• Set exercise: Set all the material down again unchanged, without the pictures.

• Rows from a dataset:
»»

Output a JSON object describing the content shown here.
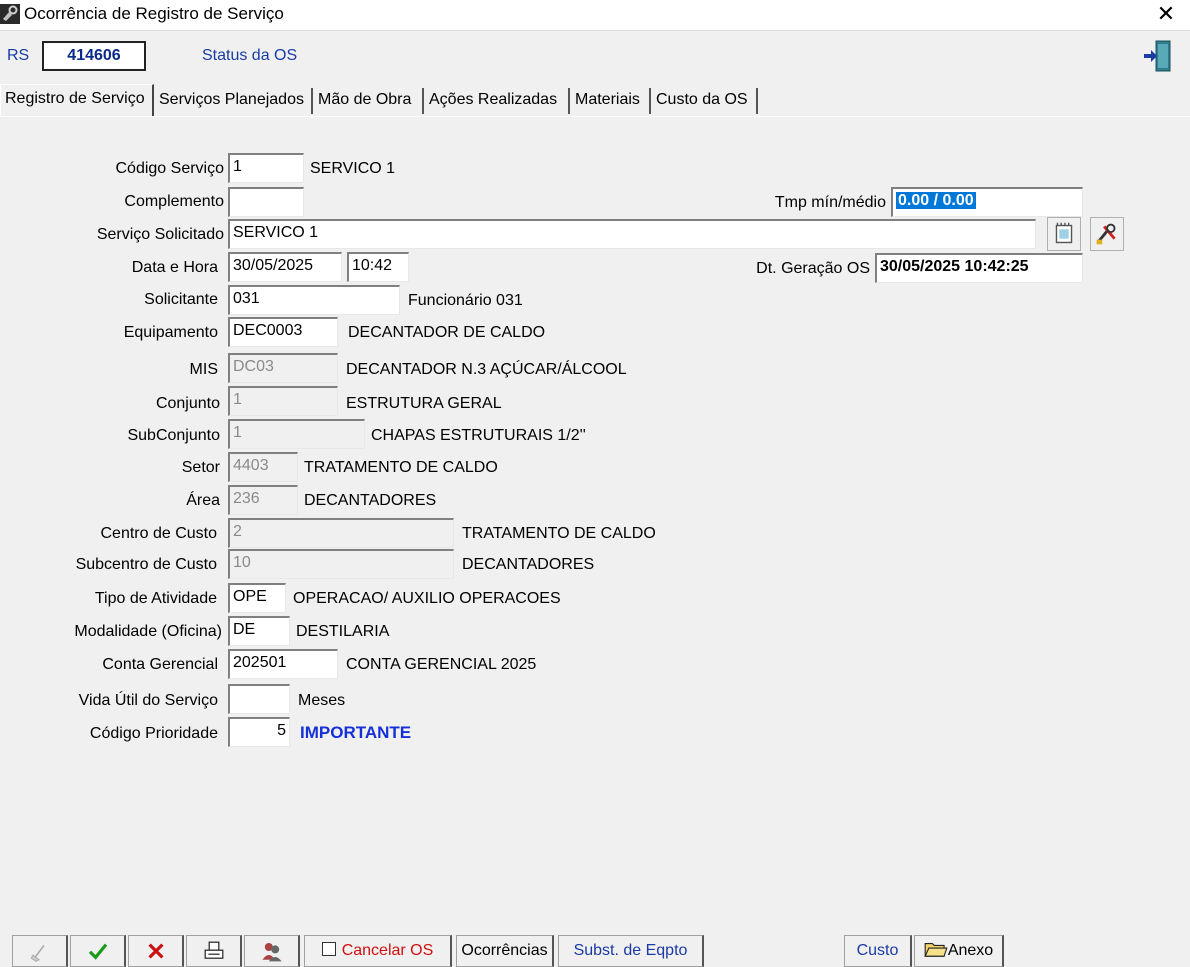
{
  "window": {
    "title": "Ocorrência de Registro de Serviço",
    "close_glyph": "✕"
  },
  "header": {
    "rs_label": "RS",
    "rs_number": "414606",
    "status_label": "Status da OS"
  },
  "tabs": [
    {
      "label": "Registro de Serviço"
    },
    {
      "label": "Serviços Planejados"
    },
    {
      "label": "Mão de Obra"
    },
    {
      "label": "Ações Realizadas"
    },
    {
      "label": "Materiais"
    },
    {
      "label": "Custo da OS"
    }
  ],
  "form": {
    "codigo_servico": {
      "label": "Código Serviço",
      "value": "1",
      "desc": "SERVICO 1"
    },
    "complemento": {
      "label": "Complemento",
      "value": ""
    },
    "tmp": {
      "label": "Tmp mín/médio",
      "value": "0.00 / 0.00"
    },
    "servico_solicitado": {
      "label": "Serviço Solicitado",
      "value": "SERVICO 1"
    },
    "data_hora": {
      "label": "Data e Hora",
      "date": "30/05/2025",
      "time": "10:42"
    },
    "dt_geracao": {
      "label": "Dt. Geração OS",
      "value": "30/05/2025 10:42:25"
    },
    "solicitante": {
      "label": "Solicitante",
      "value": "031",
      "desc": "Funcionário 031"
    },
    "equipamento": {
      "label": "Equipamento",
      "value": "DEC0003",
      "desc": "DECANTADOR DE CALDO"
    },
    "mis": {
      "label": "MIS",
      "value": "DC03",
      "desc": "DECANTADOR N.3 AÇÚCAR/ÁLCOOL"
    },
    "conjunto": {
      "label": "Conjunto",
      "value": "1",
      "desc": "ESTRUTURA GERAL"
    },
    "subconjunto": {
      "label": "SubConjunto",
      "value": "1",
      "desc": "CHAPAS ESTRUTURAIS 1/2''"
    },
    "setor": {
      "label": "Setor",
      "value": "4403",
      "desc": "TRATAMENTO DE CALDO"
    },
    "area": {
      "label": "Área",
      "value": "236",
      "desc": "DECANTADORES"
    },
    "centro_custo": {
      "label": "Centro de Custo",
      "value": "2",
      "desc": "TRATAMENTO DE CALDO"
    },
    "subcentro_custo": {
      "label": "Subcentro de Custo",
      "value": "10",
      "desc": "DECANTADORES"
    },
    "tipo_atividade": {
      "label": "Tipo de Atividade",
      "value": "OPE",
      "desc": "OPERACAO/ AUXILIO OPERACOES"
    },
    "modalidade": {
      "label": "Modalidade (Oficina)",
      "value": "DE",
      "desc": "DESTILARIA"
    },
    "conta_gerencial": {
      "label": "Conta Gerencial",
      "value": "202501",
      "desc": "CONTA GERENCIAL 2025"
    },
    "vida_util": {
      "label": "Vida Útil do Serviço",
      "value": "",
      "desc": "Meses"
    },
    "codigo_prioridade": {
      "label": "Código Prioridade",
      "value": "5",
      "desc": "IMPORTANTE"
    }
  },
  "toolbar": {
    "cancelar_os": "Cancelar OS",
    "ocorrencias": "Ocorrências",
    "subst_eqpto": "Subst. de Eqpto",
    "custo": "Custo",
    "anexo": "Anexo"
  },
  "colors": {
    "accent_blue": "#1a3aa5",
    "priority_blue": "#1530d8",
    "cancel_red": "#d01010",
    "selection": "#0078d7"
  }
}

««

• Task solution:
Output a JSON object describing the content shown here.
{
  "window": {
    "title": "Ocorrência de Registro de Serviço",
    "close_glyph": "✕"
  },
  "header": {
    "rs_label": "RS",
    "rs_number": "414606",
    "status_label": "Status da OS"
  },
  "tabs": [
    {
      "label": "Registro de Serviço"
    },
    {
      "label": "Serviços Planejados"
    },
    {
      "label": "Mão de Obra"
    },
    {
      "label": "Ações Realizadas"
    },
    {
      "label": "Materiais"
    },
    {
      "label": "Custo da OS"
    }
  ],
  "form": {
    "codigo_servico": {
      "label": "Código Serviço",
      "value": "1",
      "desc": "SERVICO 1"
    },
    "complemento": {
      "label": "Complemento",
      "value": ""
    },
    "tmp": {
      "label": "Tmp mín/médio",
      "value": "0.00 / 0.00"
    },
    "servico_solicitado": {
      "label": "Serviço Solicitado",
      "value": "SERVICO 1"
    },
    "data_hora": {
      "label": "Data e Hora",
      "date": "30/05/2025",
      "time": "10:42"
    },
    "dt_geracao": {
      "label": "Dt. Geração OS",
      "value": "30/05/2025 10:42:25"
    },
    "solicitante": {
      "label": "Solicitante",
      "value": "031",
      "desc": "Funcionário 031"
    },
    "equipamento": {
      "label": "Equipamento",
      "value": "DEC0003",
      "desc": "DECANTADOR DE CALDO"
    },
    "mis": {
      "label": "MIS",
      "value": "DC03",
      "desc": "DECANTADOR N.3 AÇÚCAR/ÁLCOOL"
    },
    "conjunto": {
      "label": "Conjunto",
      "value": "1",
      "desc": "ESTRUTURA GERAL"
    },
    "subconjunto": {
      "label": "SubConjunto",
      "value": "1",
      "desc": "CHAPAS ESTRUTURAIS 1/2''"
    },
    "setor": {
      "label": "Setor",
      "value": "4403",
      "desc": "TRATAMENTO DE CALDO"
    },
    "area": {
      "label": "Área",
      "value": "236",
      "desc": "DECANTADORES"
    },
    "centro_custo": {
      "label": "Centro de Custo",
      "value": "2",
      "desc": "TRATAMENTO DE CALDO"
    },
    "subcentro_custo": {
      "label": "Subcentro de Custo",
      "value": "10",
      "desc": "DECANTADORES"
    },
    "tipo_atividade": {
      "label": "Tipo de Atividade",
      "value": "OPE",
      "desc": "OPERACAO/ AUXILIO OPERACOES"
    },
    "modalidade": {
      "label": "Modalidade (Oficina)",
      "value": "DE",
      "desc": "DESTILARIA"
    },
    "conta_gerencial": {
      "label": "Conta Gerencial",
      "value": "202501",
      "desc": "CONTA GERENCIAL 2025"
    },
    "vida_util": {
      "label": "Vida Útil do Serviço",
      "value": "",
      "desc": "Meses"
    },
    "codigo_prioridade": {
      "label": "Código Prioridade",
      "value": "5",
      "desc": "IMPORTANTE"
    }
  },
  "toolbar": {
    "cancelar_os": "Cancelar OS",
    "ocorrencias": "Ocorrências",
    "subst_eqpto": "Subst. de Eqpto",
    "custo": "Custo",
    "anexo": "Anexo"
  },
  "colors": {
    "accent_blue": "#1a3aa5",
    "priority_blue": "#1530d8",
    "cancel_red": "#d01010",
    "selection": "#0078d7"
  }
}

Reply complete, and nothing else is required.